*Yazılı Görevler*:
**1.** Agrobay'daki işten çıkarmalarla ilgili metnin "İşveren ne diyor: 39" sözleriyle başlayıp "giderilmesi gerektiğini belirtti." sözleriyle biten kısmını harfi harfine aktarın.
**2.** Kayıtlarda "data-point xyxy=(161,297,169,305)" geçen satırdan "data-point xyxy=(125,348,133,356)" geçen satıra kadar uzanan satırları, iki uç da dahil, hiçbir değişiklik yapmadan yazın.

İşveren ne diyor: 39 işçinin çıkarılması ve şirket önünde meydana gelen asayiş olayları ile ilgili açıklamada bulunan Agrobay yönetimi, bu yapılan hareketlerin bir hak arayışı olmadığını ve hak arayışların yasal yollarla giderilmesi gerektiğini belirtti.

Arzu Şentürk Salık (Agrobay yönetim kurulu üyesi): "Hak istemek, yol kesmekle olmaz."

“20 Ağustos günü biri tekniker, diğeri ziraat mühendisi iki arkadaşımızı belli sebeplerle işten çıkardık. İşten çıkış olarak daralmayı gösterip haklarını da vererek çalışmalarına son verdik. Bu iki arkadaşımızsın işlerine son verdiğimiz günün akşamında yaklaşık 30 kişi işletmenin girişini 2 saate yakın kapatarak eylem yaptılar, diğer işçilerin girişlerini çıkışlarını engelledikleri gibi misafirimiz olan eski bürokratın arabasının da çıkışını önledi. Burada işlenmiş bir suç vardır, Hiçbir kimse hiçbir kimsenin özgürlüğünü, ticarethane önünde kapatarak engelleyemez.

*Kaynak Malzeme*:
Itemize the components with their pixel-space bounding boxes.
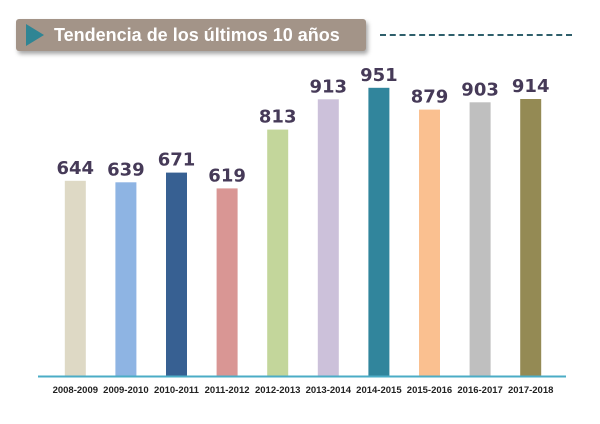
bar-2009-2010 — [115, 182, 137, 376]
data-label-2008-2009: 644 — [57, 158, 95, 179]
data-label-2009-2010: 639 — [107, 159, 145, 180]
data-label-2015-2016: 879 — [411, 87, 449, 108]
bar-2011-2012 — [216, 188, 238, 376]
data-label-2017-2018: 914 — [512, 76, 550, 97]
category-label-2014-2015: 2014-2015 — [356, 385, 402, 396]
data-label-2013-2014: 913 — [310, 76, 348, 97]
data-label-2010-2011: 671 — [158, 150, 196, 171]
category-label-2009-2010: 2009-2010 — [103, 385, 148, 396]
dashed-divider — [380, 34, 572, 36]
category-label-2010-2011: 2010-2011 — [154, 385, 200, 396]
data-label-2016-2017: 903 — [461, 79, 499, 100]
category-label-2011-2012: 2011-2012 — [205, 385, 250, 396]
play-triangle-icon — [26, 24, 44, 46]
bar-2015-2016 — [419, 109, 440, 376]
data-label-2011-2012: 619 — [208, 165, 246, 186]
category-label-2013-2014: 2013-2014 — [306, 385, 352, 396]
data-label-2012-2013: 813 — [259, 107, 297, 128]
bar-2012-2013 — [267, 129, 289, 376]
bar-2016-2017 — [469, 102, 491, 377]
bar-2013-2014 — [317, 99, 339, 377]
bar-2017-2018 — [520, 99, 542, 376]
category-label-2015-2016: 2015-2016 — [407, 385, 452, 396]
category-label-2016-2017: 2016-2017 — [457, 385, 502, 396]
title-banner: Tendencia de los últimos 10 años — [16, 19, 366, 51]
bar-2014-2015 — [368, 87, 390, 377]
chart-title: Tendencia de los últimos 10 años — [54, 24, 340, 45]
category-label-2008-2009: 2008-2009 — [53, 385, 98, 396]
bar-2010-2011 — [166, 172, 187, 376]
bar-2008-2009 — [64, 180, 86, 376]
category-label-2012-2013: 2012-2013 — [255, 385, 300, 396]
data-label-2014-2015: 951 — [360, 65, 398, 86]
category-label-2017-2018: 2017-2018 — [508, 385, 553, 396]
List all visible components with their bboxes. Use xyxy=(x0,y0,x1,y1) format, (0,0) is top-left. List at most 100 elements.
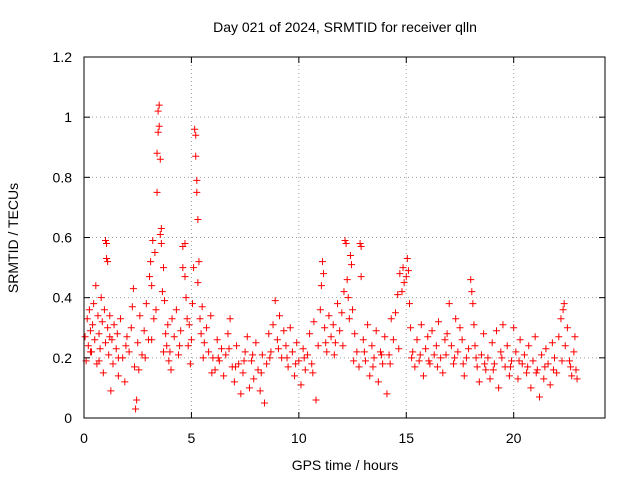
data-point xyxy=(161,297,169,305)
data-point xyxy=(409,348,417,356)
data-point xyxy=(276,312,284,320)
data-point xyxy=(252,339,260,347)
data-point xyxy=(560,300,568,308)
data-point xyxy=(182,294,190,302)
data-point xyxy=(394,291,402,299)
data-point xyxy=(106,333,114,341)
data-point xyxy=(125,348,133,356)
data-point xyxy=(516,336,524,344)
data-point xyxy=(233,342,241,350)
data-point xyxy=(523,369,531,377)
data-point xyxy=(153,149,161,157)
data-point xyxy=(338,309,346,317)
data-point xyxy=(153,188,161,196)
data-point xyxy=(95,357,103,365)
data-point xyxy=(214,354,222,362)
data-point xyxy=(369,363,377,371)
data-point xyxy=(133,396,141,404)
y-tick-label: 0 xyxy=(64,410,72,426)
data-point xyxy=(498,354,506,362)
data-point xyxy=(533,366,541,374)
data-point xyxy=(104,324,112,332)
data-point xyxy=(396,270,404,278)
data-point xyxy=(318,258,326,266)
data-point xyxy=(282,342,290,350)
data-point xyxy=(544,360,552,368)
data-point xyxy=(386,360,394,368)
data-point xyxy=(320,270,328,278)
data-point xyxy=(490,360,498,368)
data-point xyxy=(292,360,300,368)
data-point xyxy=(549,366,557,374)
data-point xyxy=(343,276,351,284)
data-point xyxy=(291,372,299,380)
data-point xyxy=(91,336,99,344)
data-point xyxy=(387,315,395,323)
data-point xyxy=(249,351,257,359)
data-point xyxy=(187,336,195,344)
data-point xyxy=(407,324,415,332)
data-point xyxy=(532,369,540,377)
data-point xyxy=(563,324,571,332)
data-point xyxy=(121,378,129,386)
data-point xyxy=(497,348,505,356)
data-point xyxy=(535,393,543,401)
data-point xyxy=(283,354,291,362)
data-point xyxy=(205,348,213,356)
data-point xyxy=(416,351,424,359)
data-point xyxy=(520,351,528,359)
data-point xyxy=(194,279,202,287)
data-point xyxy=(211,366,219,374)
data-point xyxy=(445,300,453,308)
data-point xyxy=(486,375,494,383)
data-point xyxy=(312,396,320,404)
data-point xyxy=(553,369,561,377)
data-point xyxy=(86,348,94,356)
data-point xyxy=(531,333,539,341)
data-point xyxy=(385,351,393,359)
data-point xyxy=(310,318,318,326)
data-point xyxy=(327,333,335,341)
data-point xyxy=(317,282,325,290)
data-point xyxy=(405,300,413,308)
data-point xyxy=(477,351,485,359)
data-point xyxy=(179,264,187,272)
data-point xyxy=(158,288,166,296)
data-point xyxy=(122,342,130,350)
data-point xyxy=(114,354,122,362)
data-point xyxy=(488,339,496,347)
data-point xyxy=(293,339,301,347)
data-point xyxy=(525,342,533,350)
data-point xyxy=(399,264,407,272)
data-point xyxy=(434,318,442,326)
data-point xyxy=(248,357,256,365)
data-point xyxy=(398,288,406,296)
data-point xyxy=(288,348,296,356)
data-point xyxy=(570,348,578,356)
data-point xyxy=(442,351,450,359)
data-point xyxy=(425,357,433,365)
data-point xyxy=(469,300,477,308)
data-point xyxy=(529,357,537,365)
data-point xyxy=(344,294,352,302)
x-tick-label: 15 xyxy=(398,430,414,446)
data-point xyxy=(260,399,268,407)
data-point xyxy=(107,387,115,395)
data-point xyxy=(135,366,143,374)
data-point xyxy=(404,267,412,275)
data-point xyxy=(503,342,511,350)
data-point xyxy=(175,351,183,359)
data-point xyxy=(200,339,208,347)
data-point xyxy=(437,354,445,362)
data-point xyxy=(191,125,199,133)
data-point xyxy=(299,345,307,353)
data-point xyxy=(136,312,144,320)
data-point xyxy=(192,131,200,139)
data-point xyxy=(157,240,165,248)
data-point xyxy=(353,348,361,356)
data-point xyxy=(100,306,108,314)
data-point xyxy=(484,354,492,362)
data-point xyxy=(181,240,189,248)
data-point xyxy=(134,339,142,347)
x-tick-label: 0 xyxy=(80,430,88,446)
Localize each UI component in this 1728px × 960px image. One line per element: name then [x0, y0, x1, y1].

*Görevlere Göre Yanıtlar*:
**1.**
İşveren ne diyor: 39 işçinin çıkarılması ve şirket önünde meydana gelen asayiş olayları ile ilgili açıklamada bulunan Agrobay yönetimi, bu yapılan hareketlerin bir hak arayışı olmadığını ve hak arayışların yasal yollarla giderilmesi gerektiğini belirtti.

**2.**
data-point xyxy=(161,297,169,305)
data-point xyxy=(409,348,417,356)
data-point xyxy=(276,312,284,320)
data-point xyxy=(252,339,260,347)
data-point xyxy=(560,300,568,308)
data-point xyxy=(182,294,190,302)
data-point xyxy=(394,291,402,299)
data-point xyxy=(106,333,114,341)
data-point xyxy=(125,348,133,356)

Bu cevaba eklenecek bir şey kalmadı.